» Given instruction
Every line with the word "Chip" in it should be extracted from the data that follows.

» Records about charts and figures

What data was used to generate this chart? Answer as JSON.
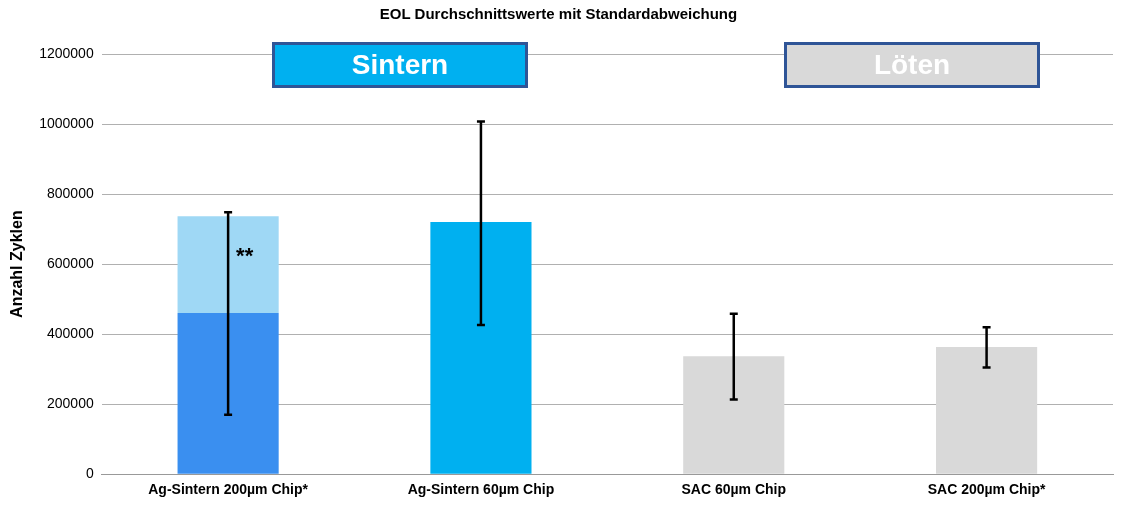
{
  "chart_data": {
    "type": "bar",
    "title": "EOL Durchschnittswerte mit Standardabweichung",
    "ylabel": "Anzahl Zyklen",
    "categories": [
      "Ag-Sintern 200µm Chip*",
      "Ag-Sintern 60µm Chip",
      "SAC 60µm Chip",
      "SAC 200µm Chip*"
    ],
    "stacked": true,
    "series": [
      {
        "colors": [
          "#3a8ff0",
          "#00b0f0",
          "#d9d9d9",
          "#d9d9d9"
        ],
        "values": [
          460000,
          720000,
          337000,
          363000
        ],
        "errors": [
          [
            170000,
            748000
          ],
          [
            426000,
            1007000
          ],
          [
            213000,
            458000
          ],
          [
            305000,
            420000
          ]
        ]
      },
      {
        "colors": [
          "#9fd8f5",
          "#9fd8f5",
          "#9fd8f5",
          "#9fd8f5"
        ],
        "values": [
          277000,
          null,
          null,
          null
        ]
      }
    ],
    "ylim": [
      0,
      1200000
    ],
    "yticks": [
      0,
      200000,
      400000,
      600000,
      800000,
      1000000,
      1200000
    ],
    "grid": "y",
    "legend": false,
    "annotations": [
      "Sintern",
      "Löten",
      {
        "text": "**",
        "x": "Ag-Sintern 200µm Chip*",
        "y": 620000
      }
    ]
  }
}
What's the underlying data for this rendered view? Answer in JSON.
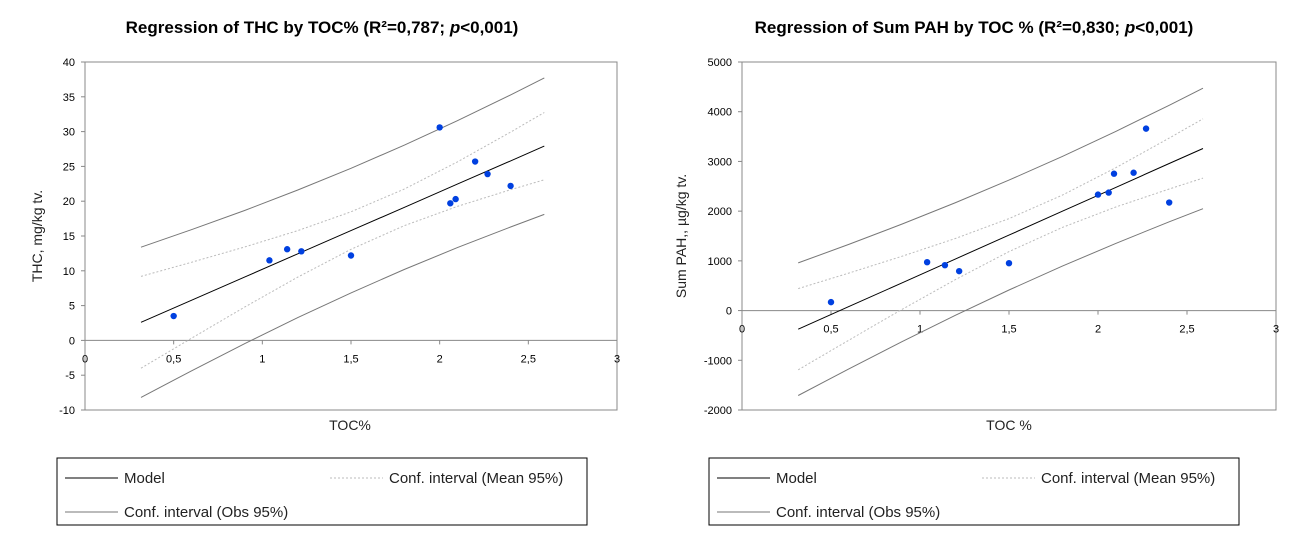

» Full solution
      "Ag-Sintern 200µm Chip*",
      "Ag-Sintern 60µm Chip",
      "SAC 60µm Chip",
      "SAC 200µm Chip*"
        "x": "Ag-Sintern 200µm Chip*",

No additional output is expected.